▼▼▼

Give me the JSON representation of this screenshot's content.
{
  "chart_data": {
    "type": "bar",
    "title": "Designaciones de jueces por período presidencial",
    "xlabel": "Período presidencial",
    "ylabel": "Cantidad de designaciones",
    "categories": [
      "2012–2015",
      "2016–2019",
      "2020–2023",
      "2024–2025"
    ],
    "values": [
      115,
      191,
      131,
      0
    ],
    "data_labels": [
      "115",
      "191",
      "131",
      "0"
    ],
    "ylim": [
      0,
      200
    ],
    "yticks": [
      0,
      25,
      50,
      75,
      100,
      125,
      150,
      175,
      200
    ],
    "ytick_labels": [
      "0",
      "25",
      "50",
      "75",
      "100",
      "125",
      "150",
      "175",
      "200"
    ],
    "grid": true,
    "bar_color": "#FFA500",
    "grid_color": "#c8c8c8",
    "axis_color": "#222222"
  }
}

▲▲▲
▼▼▼

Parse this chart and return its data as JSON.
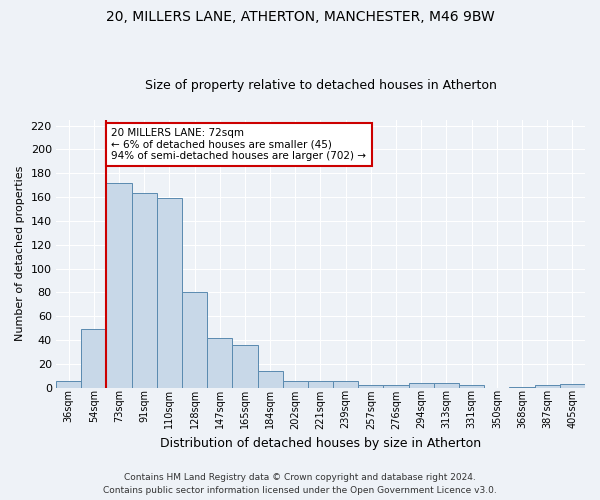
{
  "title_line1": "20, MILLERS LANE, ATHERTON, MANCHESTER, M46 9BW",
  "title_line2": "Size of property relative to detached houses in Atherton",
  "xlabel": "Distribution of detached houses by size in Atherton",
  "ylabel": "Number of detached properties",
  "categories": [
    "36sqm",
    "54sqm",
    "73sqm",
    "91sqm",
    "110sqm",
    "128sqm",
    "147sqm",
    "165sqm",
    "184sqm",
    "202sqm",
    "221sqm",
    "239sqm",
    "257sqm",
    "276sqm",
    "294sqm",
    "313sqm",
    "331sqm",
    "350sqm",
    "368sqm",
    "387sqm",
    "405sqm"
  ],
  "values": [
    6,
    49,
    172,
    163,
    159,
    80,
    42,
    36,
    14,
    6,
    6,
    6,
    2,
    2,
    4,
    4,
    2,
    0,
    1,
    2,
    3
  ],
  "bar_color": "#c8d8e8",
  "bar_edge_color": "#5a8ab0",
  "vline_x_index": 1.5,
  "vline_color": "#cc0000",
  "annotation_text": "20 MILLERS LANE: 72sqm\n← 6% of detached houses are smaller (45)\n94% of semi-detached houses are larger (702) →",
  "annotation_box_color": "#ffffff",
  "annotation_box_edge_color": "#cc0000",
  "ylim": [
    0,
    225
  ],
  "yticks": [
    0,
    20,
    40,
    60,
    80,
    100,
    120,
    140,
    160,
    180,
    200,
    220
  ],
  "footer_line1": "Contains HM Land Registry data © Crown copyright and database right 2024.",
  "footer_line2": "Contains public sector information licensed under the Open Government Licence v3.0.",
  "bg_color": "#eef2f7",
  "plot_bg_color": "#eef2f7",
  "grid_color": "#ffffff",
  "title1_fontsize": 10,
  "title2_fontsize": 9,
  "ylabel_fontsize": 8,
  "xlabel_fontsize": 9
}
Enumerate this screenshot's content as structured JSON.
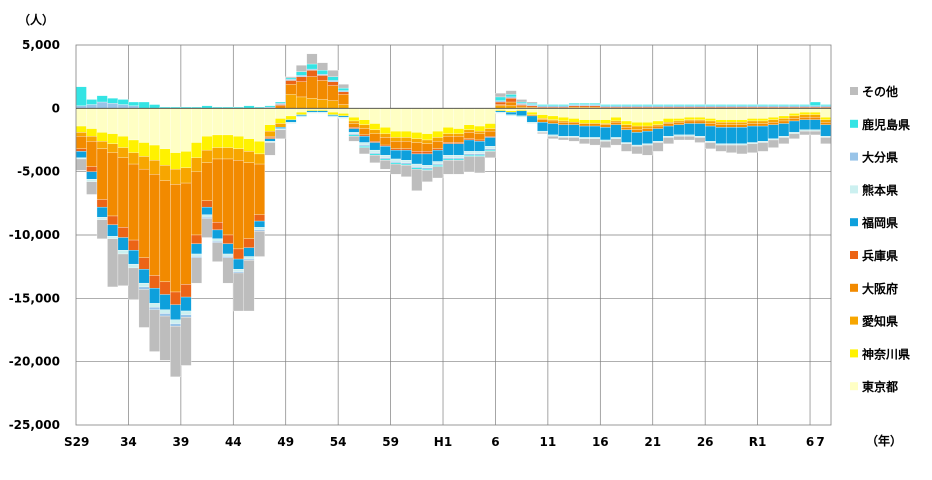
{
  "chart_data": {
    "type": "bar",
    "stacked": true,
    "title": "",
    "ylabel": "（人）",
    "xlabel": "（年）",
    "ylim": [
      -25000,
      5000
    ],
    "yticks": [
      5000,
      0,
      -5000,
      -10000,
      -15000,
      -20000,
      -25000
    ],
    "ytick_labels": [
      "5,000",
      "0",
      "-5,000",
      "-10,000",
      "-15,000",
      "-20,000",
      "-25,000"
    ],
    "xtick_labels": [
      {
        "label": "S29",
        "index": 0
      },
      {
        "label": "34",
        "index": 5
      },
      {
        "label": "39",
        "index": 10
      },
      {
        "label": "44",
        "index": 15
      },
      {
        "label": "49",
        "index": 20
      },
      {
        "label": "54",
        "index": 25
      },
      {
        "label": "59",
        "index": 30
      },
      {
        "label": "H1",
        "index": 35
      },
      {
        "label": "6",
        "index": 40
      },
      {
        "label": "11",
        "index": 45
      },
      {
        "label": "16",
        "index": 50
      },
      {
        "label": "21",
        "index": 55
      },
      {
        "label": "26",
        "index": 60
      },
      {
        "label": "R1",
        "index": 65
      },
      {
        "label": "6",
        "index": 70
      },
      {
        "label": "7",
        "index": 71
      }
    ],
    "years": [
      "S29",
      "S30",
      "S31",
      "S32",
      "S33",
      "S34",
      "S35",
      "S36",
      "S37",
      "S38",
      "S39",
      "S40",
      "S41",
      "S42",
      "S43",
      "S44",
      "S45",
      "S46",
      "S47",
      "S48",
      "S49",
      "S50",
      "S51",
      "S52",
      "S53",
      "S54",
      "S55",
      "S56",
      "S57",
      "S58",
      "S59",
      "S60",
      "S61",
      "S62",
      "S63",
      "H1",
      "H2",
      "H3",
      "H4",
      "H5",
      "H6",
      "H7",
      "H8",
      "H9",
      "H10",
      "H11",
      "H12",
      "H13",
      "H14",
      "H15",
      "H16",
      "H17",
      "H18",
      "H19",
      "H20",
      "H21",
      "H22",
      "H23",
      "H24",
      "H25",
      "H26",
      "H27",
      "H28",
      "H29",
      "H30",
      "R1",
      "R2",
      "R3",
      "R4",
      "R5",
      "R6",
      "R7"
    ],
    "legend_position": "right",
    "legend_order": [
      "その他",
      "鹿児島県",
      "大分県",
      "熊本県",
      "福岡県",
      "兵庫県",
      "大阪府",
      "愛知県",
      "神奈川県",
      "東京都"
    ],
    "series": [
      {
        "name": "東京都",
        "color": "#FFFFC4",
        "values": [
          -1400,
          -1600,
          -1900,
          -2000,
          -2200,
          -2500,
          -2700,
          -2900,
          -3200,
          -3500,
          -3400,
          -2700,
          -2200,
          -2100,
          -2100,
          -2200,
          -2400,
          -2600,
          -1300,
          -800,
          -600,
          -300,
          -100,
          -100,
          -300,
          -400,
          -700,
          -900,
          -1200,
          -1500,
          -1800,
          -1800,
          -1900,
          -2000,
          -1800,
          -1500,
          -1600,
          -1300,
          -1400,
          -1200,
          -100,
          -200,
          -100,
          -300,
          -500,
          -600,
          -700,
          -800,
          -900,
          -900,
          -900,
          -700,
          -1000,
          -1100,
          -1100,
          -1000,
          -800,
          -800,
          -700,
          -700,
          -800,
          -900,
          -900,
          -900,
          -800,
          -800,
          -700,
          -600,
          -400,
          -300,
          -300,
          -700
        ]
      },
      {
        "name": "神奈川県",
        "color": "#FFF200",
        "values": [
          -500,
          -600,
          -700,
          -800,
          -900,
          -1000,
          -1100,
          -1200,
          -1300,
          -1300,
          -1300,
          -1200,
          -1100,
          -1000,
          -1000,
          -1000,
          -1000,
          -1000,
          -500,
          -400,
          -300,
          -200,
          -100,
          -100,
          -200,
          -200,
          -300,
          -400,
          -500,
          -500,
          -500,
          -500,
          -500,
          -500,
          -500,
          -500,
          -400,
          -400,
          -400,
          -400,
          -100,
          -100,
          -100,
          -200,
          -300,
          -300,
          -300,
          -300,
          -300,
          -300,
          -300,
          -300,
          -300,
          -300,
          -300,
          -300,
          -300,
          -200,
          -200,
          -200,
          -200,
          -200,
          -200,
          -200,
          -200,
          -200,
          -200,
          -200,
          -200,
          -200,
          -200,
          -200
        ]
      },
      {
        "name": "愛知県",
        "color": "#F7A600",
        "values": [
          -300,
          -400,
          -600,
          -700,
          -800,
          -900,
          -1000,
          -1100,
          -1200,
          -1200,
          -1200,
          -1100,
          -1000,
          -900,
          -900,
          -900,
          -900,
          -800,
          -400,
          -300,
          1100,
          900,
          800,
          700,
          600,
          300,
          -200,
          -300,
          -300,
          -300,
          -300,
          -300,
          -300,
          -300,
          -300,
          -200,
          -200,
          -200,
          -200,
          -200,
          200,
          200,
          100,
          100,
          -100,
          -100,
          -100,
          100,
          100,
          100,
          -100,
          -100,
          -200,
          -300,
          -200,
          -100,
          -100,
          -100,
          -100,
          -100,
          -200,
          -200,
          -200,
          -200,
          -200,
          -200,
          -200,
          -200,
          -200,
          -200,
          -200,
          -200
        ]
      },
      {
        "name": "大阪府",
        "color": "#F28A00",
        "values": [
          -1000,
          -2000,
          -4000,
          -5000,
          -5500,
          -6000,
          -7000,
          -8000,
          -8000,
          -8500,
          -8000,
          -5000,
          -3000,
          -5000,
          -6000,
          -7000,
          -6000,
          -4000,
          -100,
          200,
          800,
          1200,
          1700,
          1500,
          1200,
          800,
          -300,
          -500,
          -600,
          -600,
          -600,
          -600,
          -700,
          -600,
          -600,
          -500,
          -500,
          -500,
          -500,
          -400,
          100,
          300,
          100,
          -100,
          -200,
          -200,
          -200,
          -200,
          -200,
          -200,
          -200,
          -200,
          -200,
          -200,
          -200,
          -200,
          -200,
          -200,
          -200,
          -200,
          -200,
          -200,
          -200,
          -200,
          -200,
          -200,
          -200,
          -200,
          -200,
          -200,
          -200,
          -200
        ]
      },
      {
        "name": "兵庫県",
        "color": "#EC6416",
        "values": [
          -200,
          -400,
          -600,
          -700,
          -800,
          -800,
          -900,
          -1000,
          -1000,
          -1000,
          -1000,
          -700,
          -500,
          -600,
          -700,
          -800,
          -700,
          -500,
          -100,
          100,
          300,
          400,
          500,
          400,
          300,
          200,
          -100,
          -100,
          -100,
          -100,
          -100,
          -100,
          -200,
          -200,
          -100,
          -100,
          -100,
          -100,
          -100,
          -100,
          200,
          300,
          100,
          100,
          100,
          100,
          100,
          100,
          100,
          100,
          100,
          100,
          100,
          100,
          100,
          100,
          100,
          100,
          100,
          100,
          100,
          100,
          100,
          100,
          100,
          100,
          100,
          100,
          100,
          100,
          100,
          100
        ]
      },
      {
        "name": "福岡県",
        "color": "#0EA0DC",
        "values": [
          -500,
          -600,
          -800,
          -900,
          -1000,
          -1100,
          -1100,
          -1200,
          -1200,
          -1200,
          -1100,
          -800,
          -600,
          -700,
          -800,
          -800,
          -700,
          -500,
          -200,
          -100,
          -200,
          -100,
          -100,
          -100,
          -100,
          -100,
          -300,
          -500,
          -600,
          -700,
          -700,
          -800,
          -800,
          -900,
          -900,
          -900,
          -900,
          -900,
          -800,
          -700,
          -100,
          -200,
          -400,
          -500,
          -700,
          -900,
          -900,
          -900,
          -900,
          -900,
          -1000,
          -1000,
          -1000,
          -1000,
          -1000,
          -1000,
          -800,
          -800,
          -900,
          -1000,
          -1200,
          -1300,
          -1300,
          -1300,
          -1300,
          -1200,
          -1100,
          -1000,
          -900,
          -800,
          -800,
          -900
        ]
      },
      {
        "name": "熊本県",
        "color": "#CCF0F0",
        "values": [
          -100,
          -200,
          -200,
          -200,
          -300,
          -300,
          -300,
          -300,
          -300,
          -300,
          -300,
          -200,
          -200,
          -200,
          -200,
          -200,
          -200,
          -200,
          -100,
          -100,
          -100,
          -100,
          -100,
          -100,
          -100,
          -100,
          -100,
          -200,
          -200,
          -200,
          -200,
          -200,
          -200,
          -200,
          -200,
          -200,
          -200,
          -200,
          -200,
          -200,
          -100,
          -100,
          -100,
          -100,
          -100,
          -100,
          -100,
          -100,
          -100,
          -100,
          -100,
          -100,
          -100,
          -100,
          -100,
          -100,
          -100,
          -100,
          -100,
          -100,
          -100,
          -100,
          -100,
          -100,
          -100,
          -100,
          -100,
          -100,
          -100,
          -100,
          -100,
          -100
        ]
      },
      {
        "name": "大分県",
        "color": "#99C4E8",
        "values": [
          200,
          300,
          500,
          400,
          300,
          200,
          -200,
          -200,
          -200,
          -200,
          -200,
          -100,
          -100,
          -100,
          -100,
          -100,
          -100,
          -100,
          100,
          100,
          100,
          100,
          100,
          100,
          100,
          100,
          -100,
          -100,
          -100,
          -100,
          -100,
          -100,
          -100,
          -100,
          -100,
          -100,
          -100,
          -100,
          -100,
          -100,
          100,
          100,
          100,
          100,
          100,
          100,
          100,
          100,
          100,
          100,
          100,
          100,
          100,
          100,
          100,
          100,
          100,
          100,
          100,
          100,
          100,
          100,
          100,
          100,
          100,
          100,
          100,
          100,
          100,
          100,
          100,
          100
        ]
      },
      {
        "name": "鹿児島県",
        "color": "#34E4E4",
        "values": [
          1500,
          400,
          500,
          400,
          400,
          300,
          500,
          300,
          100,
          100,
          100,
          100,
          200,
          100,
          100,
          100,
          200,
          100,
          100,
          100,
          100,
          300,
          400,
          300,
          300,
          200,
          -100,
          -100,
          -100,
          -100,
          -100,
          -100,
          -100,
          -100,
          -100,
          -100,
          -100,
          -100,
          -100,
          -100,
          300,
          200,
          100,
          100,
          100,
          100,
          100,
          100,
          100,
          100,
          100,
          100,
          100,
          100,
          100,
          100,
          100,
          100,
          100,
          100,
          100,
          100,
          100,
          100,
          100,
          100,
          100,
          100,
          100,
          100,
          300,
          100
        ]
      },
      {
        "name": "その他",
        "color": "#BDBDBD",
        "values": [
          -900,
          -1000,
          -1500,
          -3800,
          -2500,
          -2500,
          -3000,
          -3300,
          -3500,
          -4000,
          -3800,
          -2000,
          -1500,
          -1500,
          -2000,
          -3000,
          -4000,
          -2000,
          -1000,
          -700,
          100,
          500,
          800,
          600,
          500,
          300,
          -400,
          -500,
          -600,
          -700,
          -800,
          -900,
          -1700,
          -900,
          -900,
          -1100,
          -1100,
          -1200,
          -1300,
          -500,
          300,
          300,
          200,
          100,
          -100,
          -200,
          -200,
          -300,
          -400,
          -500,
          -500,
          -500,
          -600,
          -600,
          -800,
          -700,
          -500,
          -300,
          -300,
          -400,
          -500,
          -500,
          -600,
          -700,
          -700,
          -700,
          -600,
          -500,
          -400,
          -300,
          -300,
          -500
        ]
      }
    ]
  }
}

▲▲▲

| Task description |
In the lines above, locate the string "LANE". Copy every line where it occurs.

| Answer below |
  "title_line1": "20, MILLERS LANE, ATHERTON, MANCHESTER, M46 9BW",
  "annotation_text": "20 MILLERS LANE: 72sqm\n← 6% of detached houses are smaller (45)\n94% of semi-detached houses are larger (702) →",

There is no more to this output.